(Dataset rows about figures)
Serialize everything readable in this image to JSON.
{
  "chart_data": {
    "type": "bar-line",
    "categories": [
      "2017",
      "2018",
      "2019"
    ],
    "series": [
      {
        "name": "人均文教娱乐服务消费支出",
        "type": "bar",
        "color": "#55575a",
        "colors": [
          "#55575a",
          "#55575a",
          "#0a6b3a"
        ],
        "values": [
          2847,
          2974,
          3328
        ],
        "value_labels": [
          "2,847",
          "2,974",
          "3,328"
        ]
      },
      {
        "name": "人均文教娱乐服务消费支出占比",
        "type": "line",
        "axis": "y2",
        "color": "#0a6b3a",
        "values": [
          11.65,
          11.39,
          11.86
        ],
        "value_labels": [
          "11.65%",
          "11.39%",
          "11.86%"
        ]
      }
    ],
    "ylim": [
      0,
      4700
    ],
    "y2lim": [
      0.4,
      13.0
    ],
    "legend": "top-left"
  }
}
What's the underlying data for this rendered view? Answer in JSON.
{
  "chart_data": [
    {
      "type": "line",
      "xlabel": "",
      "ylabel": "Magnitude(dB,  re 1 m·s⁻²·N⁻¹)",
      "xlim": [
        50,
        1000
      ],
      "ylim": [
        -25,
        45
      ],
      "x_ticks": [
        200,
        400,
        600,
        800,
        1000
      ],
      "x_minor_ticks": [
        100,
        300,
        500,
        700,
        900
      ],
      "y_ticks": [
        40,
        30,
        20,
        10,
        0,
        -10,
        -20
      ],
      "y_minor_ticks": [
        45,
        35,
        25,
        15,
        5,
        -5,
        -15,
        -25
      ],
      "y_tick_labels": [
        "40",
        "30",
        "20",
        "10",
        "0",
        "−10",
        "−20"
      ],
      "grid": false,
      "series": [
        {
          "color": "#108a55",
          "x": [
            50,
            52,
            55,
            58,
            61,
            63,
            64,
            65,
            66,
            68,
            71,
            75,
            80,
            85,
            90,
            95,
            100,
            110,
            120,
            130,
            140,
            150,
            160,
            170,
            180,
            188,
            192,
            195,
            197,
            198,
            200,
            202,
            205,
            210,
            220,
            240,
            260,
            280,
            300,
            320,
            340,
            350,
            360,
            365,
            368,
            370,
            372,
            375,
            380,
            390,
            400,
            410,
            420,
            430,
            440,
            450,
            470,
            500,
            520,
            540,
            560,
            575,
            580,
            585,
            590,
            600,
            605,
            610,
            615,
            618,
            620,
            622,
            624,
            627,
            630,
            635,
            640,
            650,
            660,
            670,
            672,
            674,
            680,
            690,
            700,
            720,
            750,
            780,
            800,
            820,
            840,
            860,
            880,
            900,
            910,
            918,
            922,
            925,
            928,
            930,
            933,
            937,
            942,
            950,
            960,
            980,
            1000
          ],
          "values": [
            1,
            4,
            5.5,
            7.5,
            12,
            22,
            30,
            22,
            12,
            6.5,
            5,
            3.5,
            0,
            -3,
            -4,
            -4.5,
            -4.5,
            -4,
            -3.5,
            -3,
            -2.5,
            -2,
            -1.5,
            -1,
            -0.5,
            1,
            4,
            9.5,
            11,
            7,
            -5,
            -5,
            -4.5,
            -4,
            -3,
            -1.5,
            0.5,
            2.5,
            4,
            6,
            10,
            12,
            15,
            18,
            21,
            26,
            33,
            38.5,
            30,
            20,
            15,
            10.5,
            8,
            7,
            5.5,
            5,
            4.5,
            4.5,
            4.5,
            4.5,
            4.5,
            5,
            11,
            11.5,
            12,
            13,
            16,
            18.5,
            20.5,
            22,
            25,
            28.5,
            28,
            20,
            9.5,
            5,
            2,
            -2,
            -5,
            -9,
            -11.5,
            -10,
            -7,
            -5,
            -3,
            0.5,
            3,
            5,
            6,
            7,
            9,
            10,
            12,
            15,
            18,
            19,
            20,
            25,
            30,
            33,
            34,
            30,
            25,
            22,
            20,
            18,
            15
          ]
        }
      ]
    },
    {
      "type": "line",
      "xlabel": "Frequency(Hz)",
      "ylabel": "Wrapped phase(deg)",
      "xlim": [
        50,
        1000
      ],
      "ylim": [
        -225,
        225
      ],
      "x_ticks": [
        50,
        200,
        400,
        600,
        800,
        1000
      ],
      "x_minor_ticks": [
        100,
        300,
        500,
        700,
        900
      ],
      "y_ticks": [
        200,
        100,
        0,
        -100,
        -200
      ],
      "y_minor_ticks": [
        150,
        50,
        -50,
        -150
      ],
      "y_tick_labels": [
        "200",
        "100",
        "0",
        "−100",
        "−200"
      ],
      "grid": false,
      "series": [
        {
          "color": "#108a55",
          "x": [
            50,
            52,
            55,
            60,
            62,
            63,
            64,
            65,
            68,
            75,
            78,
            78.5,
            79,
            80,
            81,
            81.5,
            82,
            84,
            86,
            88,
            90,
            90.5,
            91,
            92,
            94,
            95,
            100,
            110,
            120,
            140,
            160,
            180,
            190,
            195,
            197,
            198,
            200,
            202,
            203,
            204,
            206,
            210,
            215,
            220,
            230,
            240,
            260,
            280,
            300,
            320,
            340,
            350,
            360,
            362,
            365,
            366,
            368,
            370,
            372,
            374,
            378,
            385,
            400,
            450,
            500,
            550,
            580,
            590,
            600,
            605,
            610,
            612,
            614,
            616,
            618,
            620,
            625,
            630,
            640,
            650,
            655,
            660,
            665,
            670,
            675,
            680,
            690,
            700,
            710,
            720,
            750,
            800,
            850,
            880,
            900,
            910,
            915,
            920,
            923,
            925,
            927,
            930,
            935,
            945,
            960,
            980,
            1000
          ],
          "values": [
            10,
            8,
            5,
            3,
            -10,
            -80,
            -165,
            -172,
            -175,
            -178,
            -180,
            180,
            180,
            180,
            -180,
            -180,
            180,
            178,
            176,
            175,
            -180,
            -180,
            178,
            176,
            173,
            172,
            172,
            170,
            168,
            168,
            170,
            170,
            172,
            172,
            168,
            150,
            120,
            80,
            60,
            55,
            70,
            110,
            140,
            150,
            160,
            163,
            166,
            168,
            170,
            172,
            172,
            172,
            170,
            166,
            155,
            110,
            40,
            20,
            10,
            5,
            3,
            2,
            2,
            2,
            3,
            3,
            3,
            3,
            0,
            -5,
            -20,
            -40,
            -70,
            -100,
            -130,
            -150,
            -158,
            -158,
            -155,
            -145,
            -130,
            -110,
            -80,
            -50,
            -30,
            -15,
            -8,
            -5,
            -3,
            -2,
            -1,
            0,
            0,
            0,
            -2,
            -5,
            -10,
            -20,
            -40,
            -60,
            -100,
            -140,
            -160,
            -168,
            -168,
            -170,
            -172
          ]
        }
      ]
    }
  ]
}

• _Goal_
Write the entire listing out again, word for word.

• _The solution_
Serialize everything readable in this image to JSON.
{
  "chart_data": {
    "type": "bar-line",
    "categories": [
      "2017",
      "2018",
      "2019"
    ],
    "series": [
      {
        "name": "人均文教娱乐服务消费支出",
        "type": "bar",
        "color": "#55575a",
        "colors": [
          "#55575a",
          "#55575a",
          "#0a6b3a"
        ],
        "values": [
          2847,
          2974,
          3328
        ],
        "value_labels": [
          "2,847",
          "2,974",
          "3,328"
        ]
      },
      {
        "name": "人均文教娱乐服务消费支出占比",
        "type": "line",
        "axis": "y2",
        "color": "#0a6b3a",
        "values": [
          11.65,
          11.39,
          11.86
        ],
        "value_labels": [
          "11.65%",
          "11.39%",
          "11.86%"
        ]
      }
    ],
    "ylim": [
      0,
      4700
    ],
    "y2lim": [
      0.4,
      13.0
    ],
    "legend": "top-left"
  }
}
What's the underlying data for this rendered view? Answer in JSON.
{
  "chart_data": [
    {
      "type": "line",
      "xlabel": "",
      "ylabel": "Magnitude(dB,  re 1 m·s⁻²·N⁻¹)",
      "xlim": [
        50,
        1000
      ],
      "ylim": [
        -25,
        45
      ],
      "x_ticks": [
        200,
        400,
        600,
        800,
        1000
      ],
      "x_minor_ticks": [
        100,
        300,
        500,
        700,
        900
      ],
      "y_ticks": [
        40,
        30,
        20,
        10,
        0,
        -10,
        -20
      ],
      "y_minor_ticks": [
        45,
        35,
        25,
        15,
        5,
        -5,
        -15,
        -25
      ],
      "y_tick_labels": [
        "40",
        "30",
        "20",
        "10",
        "0",
        "−10",
        "−20"
      ],
      "grid": false,
      "series": [
        {
          "color": "#108a55",
          "x": [
            50,
            52,
            55,
            58,
            61,
            63,
            64,
            65,
            66,
            68,
            71,
            75,
            80,
            85,
            90,
            95,
            100,
            110,
            120,
            130,
            140,
            150,
            160,
            170,
            180,
            188,
            192,
            195,
            197,
            198,
            200,
            202,
            205,
            210,
            220,
            240,
            260,
            280,
            300,
            320,
            340,
            350,
            360,
            365,
            368,
            370,
            372,
            375,
            380,
            390,
            400,
            410,
            420,
            430,
            440,
            450,
            470,
            500,
            520,
            540,
            560,
            575,
            580,
            585,
            590,
            600,
            605,
            610,
            615,
            618,
            620,
            622,
            624,
            627,
            630,
            635,
            640,
            650,
            660,
            670,
            672,
            674,
            680,
            690,
            700,
            720,
            750,
            780,
            800,
            820,
            840,
            860,
            880,
            900,
            910,
            918,
            922,
            925,
            928,
            930,
            933,
            937,
            942,
            950,
            960,
            980,
            1000
          ],
          "values": [
            1,
            4,
            5.5,
            7.5,
            12,
            22,
            30,
            22,
            12,
            6.5,
            5,
            3.5,
            0,
            -3,
            -4,
            -4.5,
            -4.5,
            -4,
            -3.5,
            -3,
            -2.5,
            -2,
            -1.5,
            -1,
            -0.5,
            1,
            4,
            9.5,
            11,
            7,
            -5,
            -5,
            -4.5,
            -4,
            -3,
            -1.5,
            0.5,
            2.5,
            4,
            6,
            10,
            12,
            15,
            18,
            21,
            26,
            33,
            38.5,
            30,
            20,
            15,
            10.5,
            8,
            7,
            5.5,
            5,
            4.5,
            4.5,
            4.5,
            4.5,
            4.5,
            5,
            11,
            11.5,
            12,
            13,
            16,
            18.5,
            20.5,
            22,
            25,
            28.5,
            28,
            20,
            9.5,
            5,
            2,
            -2,
            -5,
            -9,
            -11.5,
            -10,
            -7,
            -5,
            -3,
            0.5,
            3,
            5,
            6,
            7,
            9,
            10,
            12,
            15,
            18,
            19,
            20,
            25,
            30,
            33,
            34,
            30,
            25,
            22,
            20,
            18,
            15
          ]
        }
      ]
    },
    {
      "type": "line",
      "xlabel": "Frequency(Hz)",
      "ylabel": "Wrapped phase(deg)",
      "xlim": [
        50,
        1000
      ],
      "ylim": [
        -225,
        225
      ],
      "x_ticks": [
        50,
        200,
        400,
        600,
        800,
        1000
      ],
      "x_minor_ticks": [
        100,
        300,
        500,
        700,
        900
      ],
      "y_ticks": [
        200,
        100,
        0,
        -100,
        -200
      ],
      "y_minor_ticks": [
        150,
        50,
        -50,
        -150
      ],
      "y_tick_labels": [
        "200",
        "100",
        "0",
        "−100",
        "−200"
      ],
      "grid": false,
      "series": [
        {
          "color": "#108a55",
          "x": [
            50,
            52,
            55,
            60,
            62,
            63,
            64,
            65,
            68,
            75,
            78,
            78.5,
            79,
            80,
            81,
            81.5,
            82,
            84,
            86,
            88,
            90,
            90.5,
            91,
            92,
            94,
            95,
            100,
            110,
            120,
            140,
            160,
            180,
            190,
            195,
            197,
            198,
            200,
            202,
            203,
            204,
            206,
            210,
            215,
            220,
            230,
            240,
            260,
            280,
            300,
            320,
            340,
            350,
            360,
            362,
            365,
            366,
            368,
            370,
            372,
            374,
            378,
            385,
            400,
            450,
            500,
            550,
            580,
            590,
            600,
            605,
            610,
            612,
            614,
            616,
            618,
            620,
            625,
            630,
            640,
            650,
            655,
            660,
            665,
            670,
            675,
            680,
            690,
            700,
            710,
            720,
            750,
            800,
            850,
            880,
            900,
            910,
            915,
            920,
            923,
            925,
            927,
            930,
            935,
            945,
            960,
            980,
            1000
          ],
          "values": [
            10,
            8,
            5,
            3,
            -10,
            -80,
            -165,
            -172,
            -175,
            -178,
            -180,
            180,
            180,
            180,
            -180,
            -180,
            180,
            178,
            176,
            175,
            -180,
            -180,
            178,
            176,
            173,
            172,
            172,
            170,
            168,
            168,
            170,
            170,
            172,
            172,
            168,
            150,
            120,
            80,
            60,
            55,
            70,
            110,
            140,
            150,
            160,
            163,
            166,
            168,
            170,
            172,
            172,
            172,
            170,
            166,
            155,
            110,
            40,
            20,
            10,
            5,
            3,
            2,
            2,
            2,
            3,
            3,
            3,
            3,
            0,
            -5,
            -20,
            -40,
            -70,
            -100,
            -130,
            -150,
            -158,
            -158,
            -155,
            -145,
            -130,
            -110,
            -80,
            -50,
            -30,
            -15,
            -8,
            -5,
            -3,
            -2,
            -1,
            0,
            0,
            0,
            -2,
            -5,
            -10,
            -20,
            -40,
            -60,
            -100,
            -140,
            -160,
            -168,
            -168,
            -170,
            -172
          ]
        }
      ]
    }
  ]
}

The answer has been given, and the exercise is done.